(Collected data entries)

— START —

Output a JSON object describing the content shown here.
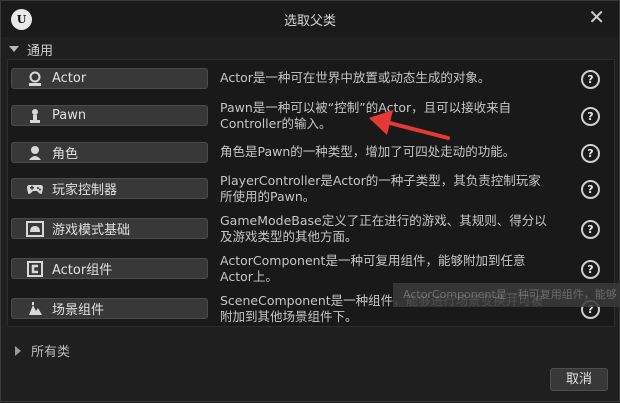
{
  "window": {
    "title": "选取父类",
    "logo_text": "U"
  },
  "section": {
    "label": "通用"
  },
  "classes": [
    {
      "label": "Actor",
      "icon": "actor-icon",
      "description": "Actor是一种可在世界中放置或动态生成的对象。"
    },
    {
      "label": "Pawn",
      "icon": "pawn-icon",
      "description": "Pawn是一种可以被“控制”的Actor，且可以接收来自Controller的输入。"
    },
    {
      "label": "角色",
      "icon": "character-icon",
      "description": "角色是Pawn的一种类型，增加了可四处走动的功能。"
    },
    {
      "label": "玩家控制器",
      "icon": "gamepad-icon",
      "description": "PlayerController是Actor的一种子类型，其负责控制玩家所使用的Pawn。"
    },
    {
      "label": "游戏模式基础",
      "icon": "game-mode-icon",
      "description": "GameModeBase定义了正在进行的游戏、其规则、得分以及游戏类型的其他方面。"
    },
    {
      "label": "Actor组件",
      "icon": "actor-component-icon",
      "description": "ActorComponent是一种可复用组件，能够附加到任意Actor上。"
    },
    {
      "label": "场景组件",
      "icon": "scene-component-icon",
      "description": "SceneComponent是一种组件，能够进行场景变换并可被附加到其他场景组件下。"
    }
  ],
  "help_label": "?",
  "tooltip_ghost": "ActorComponent是一种可复用组件，能够",
  "all_classes": {
    "label": "所有类"
  },
  "cancel_label": "取消",
  "colors": {
    "annotation_arrow": "#e53935",
    "button_bg": "#383838"
  }
}
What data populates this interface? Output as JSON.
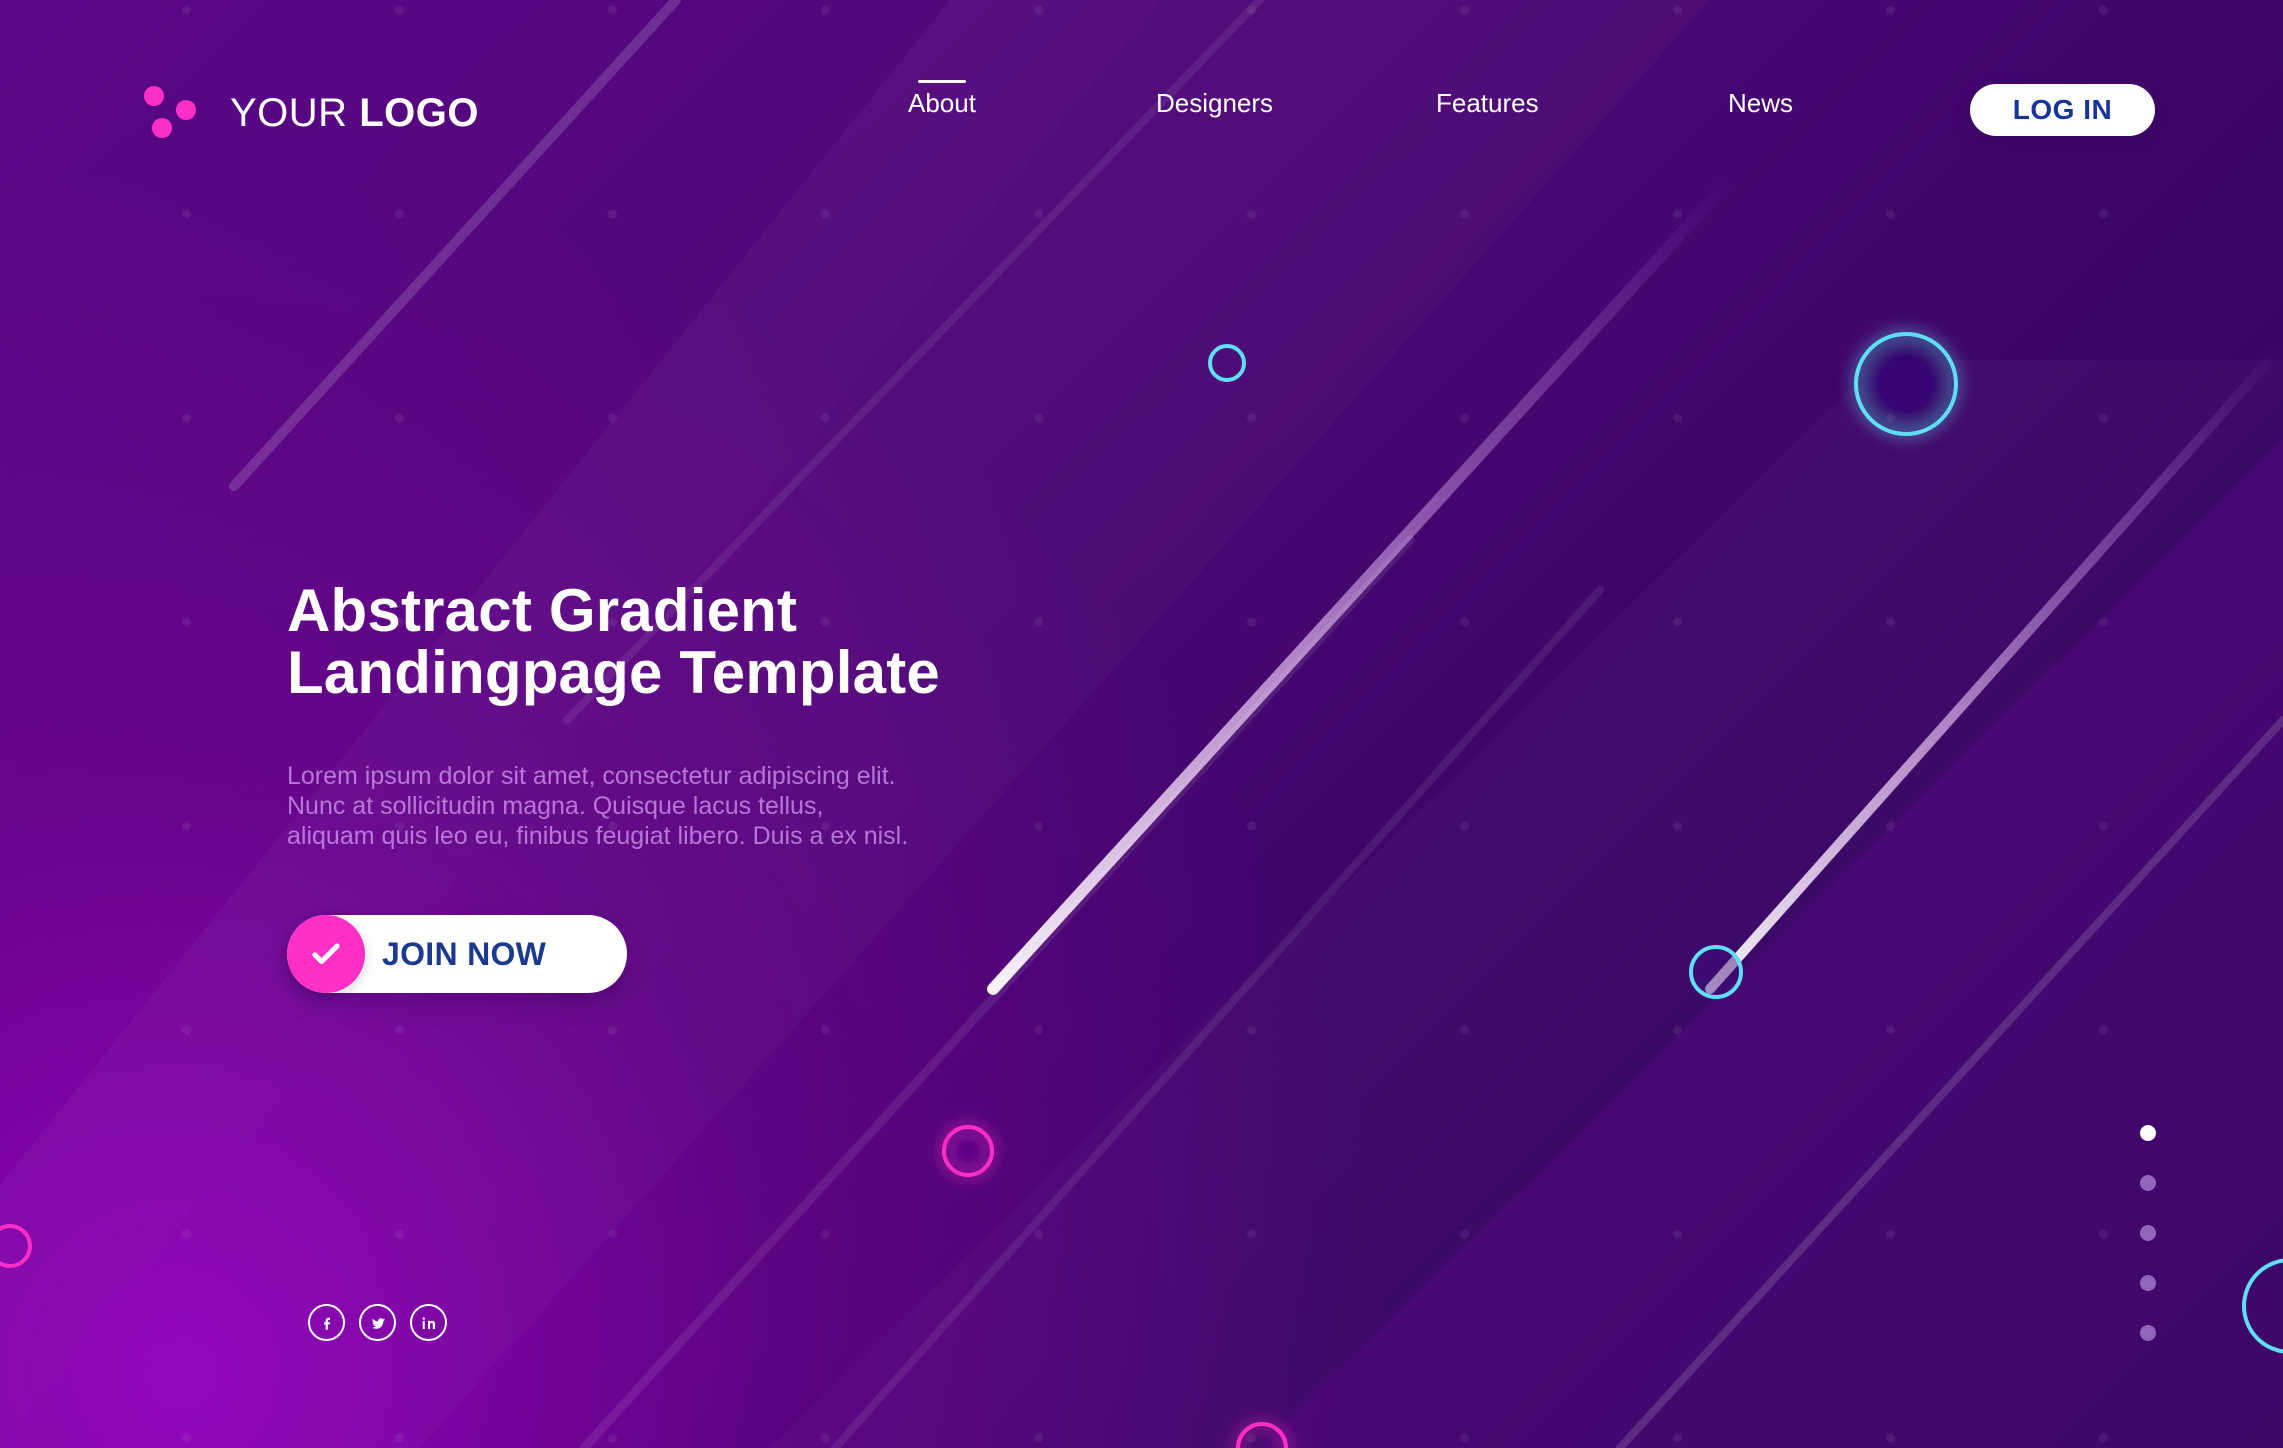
{
  "brand": {
    "logo": {
      "text_light": "YOUR",
      "text_bold": "LOGO"
    }
  },
  "nav": {
    "items": [
      {
        "label": "About",
        "active": true
      },
      {
        "label": "Designers",
        "active": false
      },
      {
        "label": "Features",
        "active": false
      },
      {
        "label": "News",
        "active": false
      }
    ]
  },
  "actions": {
    "login_label": "LOG IN",
    "join_label": "JOIN NOW"
  },
  "hero": {
    "title_lines": [
      "Abstract Gradient",
      "Landingpage Template"
    ],
    "body_lines": [
      "Lorem ipsum dolor sit amet, consectetur adipiscing elit.",
      "Nunc at sollicitudin magna. Quisque lacus tellus,",
      "aliquam quis leo eu, finibus feugiat libero. Duis a ex nisl."
    ]
  },
  "social": {
    "items": [
      {
        "name": "facebook",
        "icon": "facebook-icon"
      },
      {
        "name": "twitter",
        "icon": "twitter-icon"
      },
      {
        "name": "linkedin",
        "icon": "linkedin-icon"
      }
    ]
  },
  "pager": {
    "active_index": 1,
    "count": 5
  },
  "colors": {
    "background_start": "#5b0788",
    "background_end": "#2e0459",
    "accent_pink": "#ff2fc7",
    "accent_cyan": "#5fdff3",
    "button_text": "#16349a",
    "hero_body": "#d6a8ff"
  }
}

— END —

→ What needs to be done:
Leave the pictures out, and transcribe each of the records exactly.

→ Expected answer:
Output a JSON object describing the content shown here.
{
  "window": {
    "title": "选取父类",
    "logo_text": "U"
  },
  "section": {
    "label": "通用"
  },
  "classes": [
    {
      "label": "Actor",
      "icon": "actor-icon",
      "description": "Actor是一种可在世界中放置或动态生成的对象。"
    },
    {
      "label": "Pawn",
      "icon": "pawn-icon",
      "description": "Pawn是一种可以被“控制”的Actor，且可以接收来自Controller的输入。"
    },
    {
      "label": "角色",
      "icon": "character-icon",
      "description": "角色是Pawn的一种类型，增加了可四处走动的功能。"
    },
    {
      "label": "玩家控制器",
      "icon": "gamepad-icon",
      "description": "PlayerController是Actor的一种子类型，其负责控制玩家所使用的Pawn。"
    },
    {
      "label": "游戏模式基础",
      "icon": "game-mode-icon",
      "description": "GameModeBase定义了正在进行的游戏、其规则、得分以及游戏类型的其他方面。"
    },
    {
      "label": "Actor组件",
      "icon": "actor-component-icon",
      "description": "ActorComponent是一种可复用组件，能够附加到任意Actor上。"
    },
    {
      "label": "场景组件",
      "icon": "scene-component-icon",
      "description": "SceneComponent是一种组件，能够进行场景变换并可被附加到其他场景组件下。"
    }
  ],
  "help_label": "?",
  "tooltip_ghost": "ActorComponent是一种可复用组件，能够",
  "all_classes": {
    "label": "所有类"
  },
  "cancel_label": "取消",
  "colors": {
    "annotation_arrow": "#e53935",
    "button_bg": "#383838"
  }
}
What data populates this interface? Output as JSON.
{
  "brand": {
    "logo": {
      "text_light": "YOUR",
      "text_bold": "LOGO"
    }
  },
  "nav": {
    "items": [
      {
        "label": "About",
        "active": true
      },
      {
        "label": "Designers",
        "active": false
      },
      {
        "label": "Features",
        "active": false
      },
      {
        "label": "News",
        "active": false
      }
    ]
  },
  "actions": {
    "login_label": "LOG IN",
    "join_label": "JOIN NOW"
  },
  "hero": {
    "title_lines": [
      "Abstract Gradient",
      "Landingpage Template"
    ],
    "body_lines": [
      "Lorem ipsum dolor sit amet, consectetur adipiscing elit.",
      "Nunc at sollicitudin magna. Quisque lacus tellus,",
      "aliquam quis leo eu, finibus feugiat libero. Duis a ex nisl."
    ]
  },
  "social": {
    "items": [
      {
        "name": "facebook",
        "icon": "facebook-icon"
      },
      {
        "name": "twitter",
        "icon": "twitter-icon"
      },
      {
        "name": "linkedin",
        "icon": "linkedin-icon"
      }
    ]
  },
  "pager": {
    "active_index": 1,
    "count": 5
  },
  "colors": {
    "background_start": "#5b0788",
    "background_end": "#2e0459",
    "accent_pink": "#ff2fc7",
    "accent_cyan": "#5fdff3",
    "button_text": "#16349a",
    "hero_body": "#d6a8ff"
  }
}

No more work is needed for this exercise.